## Recorded data
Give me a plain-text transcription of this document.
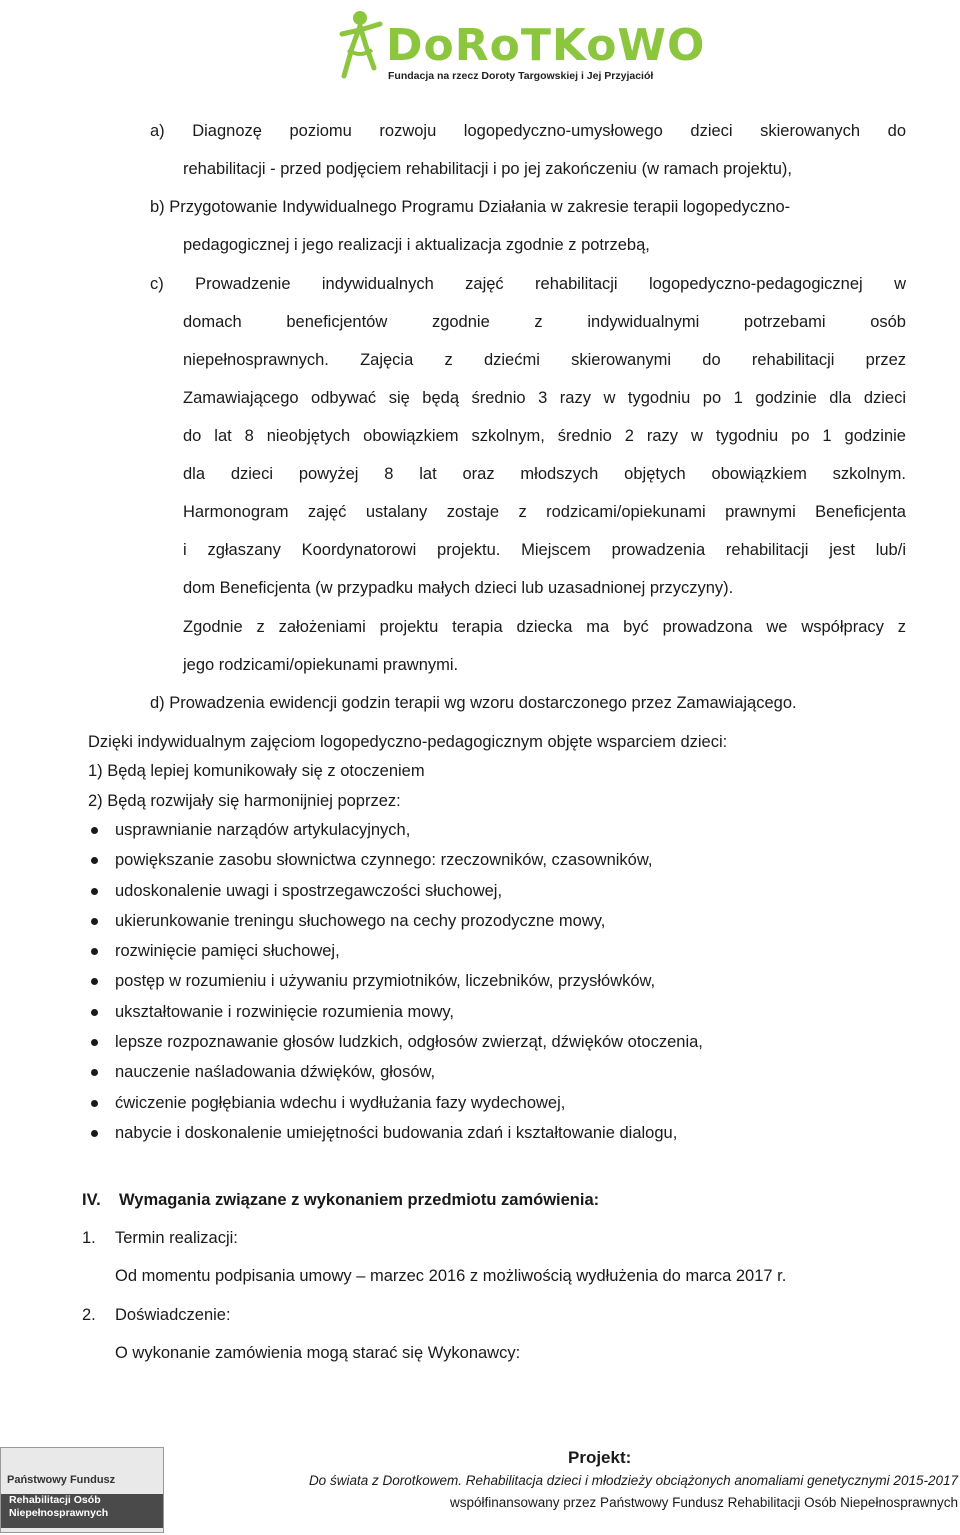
DoRoTKoWO
Fundacja na rzecz Doroty Targowskiej i Jej Przyjaciół
a) Diagnozę poziomu rozwoju logopedyczno-umysłowego dzieci skierowanych do
rehabilitacji - przed podjęciem rehabilitacji i po jej zakończeniu (w ramach projektu),
b) Przygotowanie Indywidualnego Programu Działania w zakresie terapii logopedyczno-
pedagogicznej i jego realizacji i aktualizacja zgodnie z potrzebą,
c) Prowadzenie indywidualnych zajęć rehabilitacji logopedyczno-pedagogicznej w
domach beneficjentów zgodnie z indywidualnymi potrzebami osób
niepełnosprawnych. Zajęcia z dziećmi skierowanymi do rehabilitacji przez
Zamawiającego odbywać się będą średnio 3 razy w tygodniu po 1 godzinie dla dzieci
do lat 8 nieobjętych obowiązkiem szkolnym, średnio 2 razy w tygodniu po 1 godzinie
dla dzieci powyżej 8 lat oraz młodszych objętych obowiązkiem szkolnym.
Harmonogram zajęć ustalany zostaje z rodzicami/opiekunami prawnymi Beneficjenta
i zgłaszany Koordynatorowi projektu. Miejscem prowadzenia rehabilitacji jest lub/i
dom Beneficjenta (w przypadku małych dzieci lub uzasadnionej przyczyny).
Zgodnie z założeniami projektu terapia dziecka ma być prowadzona we współpracy z
jego rodzicami/opiekunami prawnymi.
d) Prowadzenia ewidencji godzin terapii wg wzoru dostarczonego przez Zamawiającego.
Dzięki indywidualnym zajęciom logopedyczno-pedagogicznym objęte wsparciem dzieci:
1) Będą lepiej komunikowały się z otoczeniem
2) Będą rozwijały się harmonijniej poprzez:
usprawnianie narządów artykulacyjnych,
powiększanie zasobu słownictwa czynnego: rzeczowników, czasowników,
udoskonalenie uwagi i spostrzegawczości słuchowej,
ukierunkowanie treningu słuchowego na cechy prozodyczne mowy,
rozwinięcie pamięci słuchowej,
postęp w rozumieniu i używaniu przymiotników, liczebników, przysłówków,
ukształtowanie i rozwinięcie rozumienia mowy,
lepsze rozpoznawanie głosów ludzkich, odgłosów zwierząt, dźwięków otoczenia,
nauczenie naśladowania dźwięków, głosów,
ćwiczenie pogłębiania wdechu i wydłużania fazy wydechowej,
nabycie i doskonalenie umiejętności budowania zdań i kształtowanie dialogu,
IV. Wymagania związane z wykonaniem przedmiotu zamówienia:
1. Termin realizacji:
Od momentu podpisania umowy – marzec 2016 z możliwością wydłużenia do marca 2017 r.
2. Doświadczenie:
O wykonanie zamówienia mogą starać się Wykonawcy:
Państwowy Fundusz
Rehabilitacji Osób
Niepełnosprawnych
Projekt:
Do świata z Dorotkowem. Rehabilitacja dzieci i młodzieży obciążonych anomaliami genetycznymi 2015-2017
współfinansowany przez Państwowy Fundusz Rehabilitacji Osób Niepełnosprawnych
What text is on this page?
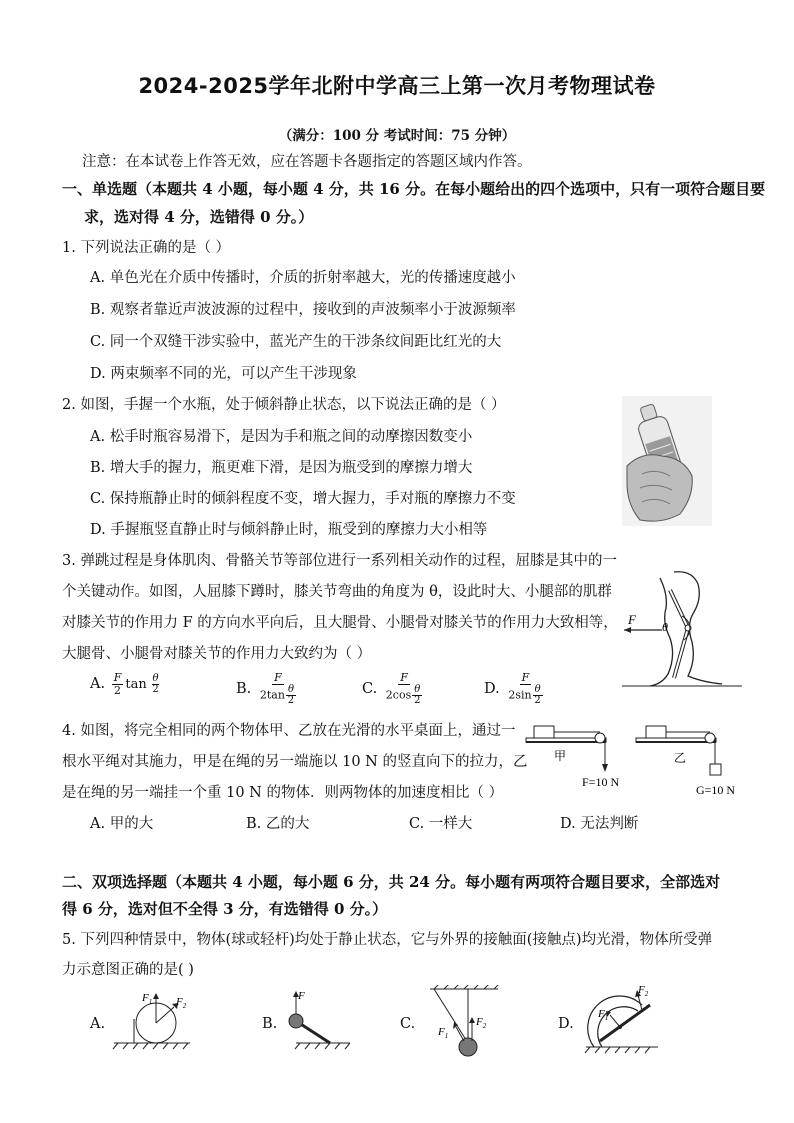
2024-2025学年北附中学高三上第一次月考物理试卷
（满分：100 分 考试时间：75 分钟）
注意：在本试卷上作答无效，应在答题卡各题指定的答题区域内作答。
一、单选题（本题共 4 小题，每小题 4 分，共 16 分。在每小题给出的四个选项中，只有一项符合题目要
求，选对得 4 分，选错得 0 分。）
1. 下列说法正确的是（ ）
A. 单色光在介质中传播时，介质的折射率越大，光的传播速度越小
B. 观察者靠近声波波源的过程中，接收到的声波频率小于波源频率
C. 同一个双缝干涉实验中，蓝光产生的干涉条纹间距比红光的大
D. 两束频率不同的光，可以产生干涉现象
2. 如图，手握一个水瓶，处于倾斜静止状态，以下说法正确的是（ ）
A. 松手时瓶容易滑下，是因为手和瓶之间的动摩擦因数变小
B. 增大手的握力，瓶更难下滑，是因为瓶受到的摩擦力增大
C. 保持瓶静止时的倾斜程度不变，增大握力，手对瓶的摩擦力不变
D. 手握瓶竖直静止时与倾斜静止时，瓶受到的摩擦力大小相等
3. 弹跳过程是身体肌肉、骨骼关节等部位进行一系列相关动作的过程，屈膝是其中的一
个关键动作。如图，人屈膝下蹲时，膝关节弯曲的角度为 θ，设此时大、小腿部的肌群
对膝关节的作用力 F 的方向水平向后，且大腿骨、小腿骨对膝关节的作用力大致相等，
大腿骨、小腿骨对膝关节的作用力大致约为（ ）
A. $\frac{F}{2}$ $\tan \frac{\theta}{2}$	B. $\frac{F}{2\tan \frac{\theta}{2}}$	C. $\frac{F}{2\cos \frac{\theta}{2}}$	D. $\frac{F}{2\sin \frac{\theta}{2}}$
F θ
4. 如图，将完全相同的两个物体甲、乙放在光滑的水平桌面上，通过一
根水平绳对其施力，甲是在绳的另一端施以 10 N 的竖直向下的拉力，乙
是在绳的另一端挂一个重 10 N 的物体．则两物体的加速度相比（ ）
A. 甲的大	B. 乙的大	C. 一样大	D. 无法判断
甲
F=10 N
乙
G=10 N
二、双项选择题（本题共 4 小题，每小题 6 分，共 24 分。每小题有两项符合题目要求，全部选对
得 6 分，选对但不全得 3 分，有选错得 0 分。）
5. 下列四种情景中，物体(球或轻杆)均处于静止状态，它与外界的接触面(接触点)均光滑，物体所受弹
力示意图正确的是( )
A.	B.	C.	D.
$F_1$ $F_2$
F
$F_1$
$F_2$
$F_1$
$F_2$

## What the task requires
Copy all the entries word for word. Omit any pictures.

## Result for this exercise
Give me a plain-text transcription of this document.
DoRoTKoWO
Fundacja na rzecz Doroty Targowskiej i Jej Przyjaciół
a) Diagnozę poziomu rozwoju logopedyczno-umysłowego dzieci skierowanych do
rehabilitacji - przed podjęciem rehabilitacji i po jej zakończeniu (w ramach projektu),
b) Przygotowanie Indywidualnego Programu Działania w zakresie terapii logopedyczno-
pedagogicznej i jego realizacji i aktualizacja zgodnie z potrzebą,
c) Prowadzenie indywidualnych zajęć rehabilitacji logopedyczno-pedagogicznej w
domach beneficjentów zgodnie z indywidualnymi potrzebami osób
niepełnosprawnych. Zajęcia z dziećmi skierowanymi do rehabilitacji przez
Zamawiającego odbywać się będą średnio 3 razy w tygodniu po 1 godzinie dla dzieci
do lat 8 nieobjętych obowiązkiem szkolnym, średnio 2 razy w tygodniu po 1 godzinie
dla dzieci powyżej 8 lat oraz młodszych objętych obowiązkiem szkolnym.
Harmonogram zajęć ustalany zostaje z rodzicami/opiekunami prawnymi Beneficjenta
i zgłaszany Koordynatorowi projektu. Miejscem prowadzenia rehabilitacji jest lub/i
dom Beneficjenta (w przypadku małych dzieci lub uzasadnionej przyczyny).
Zgodnie z założeniami projektu terapia dziecka ma być prowadzona we współpracy z
jego rodzicami/opiekunami prawnymi.
d) Prowadzenia ewidencji godzin terapii wg wzoru dostarczonego przez Zamawiającego.
Dzięki indywidualnym zajęciom logopedyczno-pedagogicznym objęte wsparciem dzieci:
1) Będą lepiej komunikowały się z otoczeniem
2) Będą rozwijały się harmonijniej poprzez:
usprawnianie narządów artykulacyjnych,
powiększanie zasobu słownictwa czynnego: rzeczowników, czasowników,
udoskonalenie uwagi i spostrzegawczości słuchowej,
ukierunkowanie treningu słuchowego na cechy prozodyczne mowy,
rozwinięcie pamięci słuchowej,
postęp w rozumieniu i używaniu przymiotników, liczebników, przysłówków,
ukształtowanie i rozwinięcie rozumienia mowy,
lepsze rozpoznawanie głosów ludzkich, odgłosów zwierząt, dźwięków otoczenia,
nauczenie naśladowania dźwięków, głosów,
ćwiczenie pogłębiania wdechu i wydłużania fazy wydechowej,
nabycie i doskonalenie umiejętności budowania zdań i kształtowanie dialogu,
IV. Wymagania związane z wykonaniem przedmiotu zamówienia:
1. Termin realizacji:
Od momentu podpisania umowy – marzec 2016 z możliwością wydłużenia do marca 2017 r.
2. Doświadczenie:
O wykonanie zamówienia mogą starać się Wykonawcy:
Państwowy Fundusz
Rehabilitacji Osób
Niepełnosprawnych
Projekt:
Do świata z Dorotkowem. Rehabilitacja dzieci i młodzieży obciążonych anomaliami genetycznymi 2015-2017
współfinansowany przez Państwowy Fundusz Rehabilitacji Osób Niepełnosprawnych
What text is on this page?
2024-2025学年北附中学高三上第一次月考物理试卷
（满分：100 分 考试时间：75 分钟）
注意：在本试卷上作答无效，应在答题卡各题指定的答题区域内作答。
一、单选题（本题共 4 小题，每小题 4 分，共 16 分。在每小题给出的四个选项中，只有一项符合题目要
求，选对得 4 分，选错得 0 分。）
1. 下列说法正确的是（ ）
A. 单色光在介质中传播时，介质的折射率越大，光的传播速度越小
B. 观察者靠近声波波源的过程中，接收到的声波频率小于波源频率
C. 同一个双缝干涉实验中，蓝光产生的干涉条纹间距比红光的大
D. 两束频率不同的光，可以产生干涉现象
2. 如图，手握一个水瓶，处于倾斜静止状态，以下说法正确的是（ ）
A. 松手时瓶容易滑下，是因为手和瓶之间的动摩擦因数变小
B. 增大手的握力，瓶更难下滑，是因为瓶受到的摩擦力增大
C. 保持瓶静止时的倾斜程度不变，增大握力，手对瓶的摩擦力不变
D. 手握瓶竖直静止时与倾斜静止时，瓶受到的摩擦力大小相等
3. 弹跳过程是身体肌肉、骨骼关节等部位进行一系列相关动作的过程，屈膝是其中的一
个关键动作。如图，人屈膝下蹲时，膝关节弯曲的角度为 θ，设此时大、小腿部的肌群
对膝关节的作用力 F 的方向水平向后，且大腿骨、小腿骨对膝关节的作用力大致相等，
大腿骨、小腿骨对膝关节的作用力大致约为（ ）
A. $\frac{F}{2}$ $\tan \frac{\theta}{2}$	B. $\frac{F}{2\tan \frac{\theta}{2}}$	C. $\frac{F}{2\cos \frac{\theta}{2}}$	D. $\frac{F}{2\sin \frac{\theta}{2}}$
F θ
4. 如图，将完全相同的两个物体甲、乙放在光滑的水平桌面上，通过一
根水平绳对其施力，甲是在绳的另一端施以 10 N 的竖直向下的拉力，乙
是在绳的另一端挂一个重 10 N 的物体．则两物体的加速度相比（ ）
A. 甲的大	B. 乙的大	C. 一样大	D. 无法判断
甲
F=10 N
乙
G=10 N
二、双项选择题（本题共 4 小题，每小题 6 分，共 24 分。每小题有两项符合题目要求，全部选对
得 6 分，选对但不全得 3 分，有选错得 0 分。）
5. 下列四种情景中，物体(球或轻杆)均处于静止状态，它与外界的接触面(接触点)均光滑，物体所受弹
力示意图正确的是( )
A.	B.	C.	D.
$F_1$ $F_2$
F
$F_1$
$F_2$
$F_1$
$F_2$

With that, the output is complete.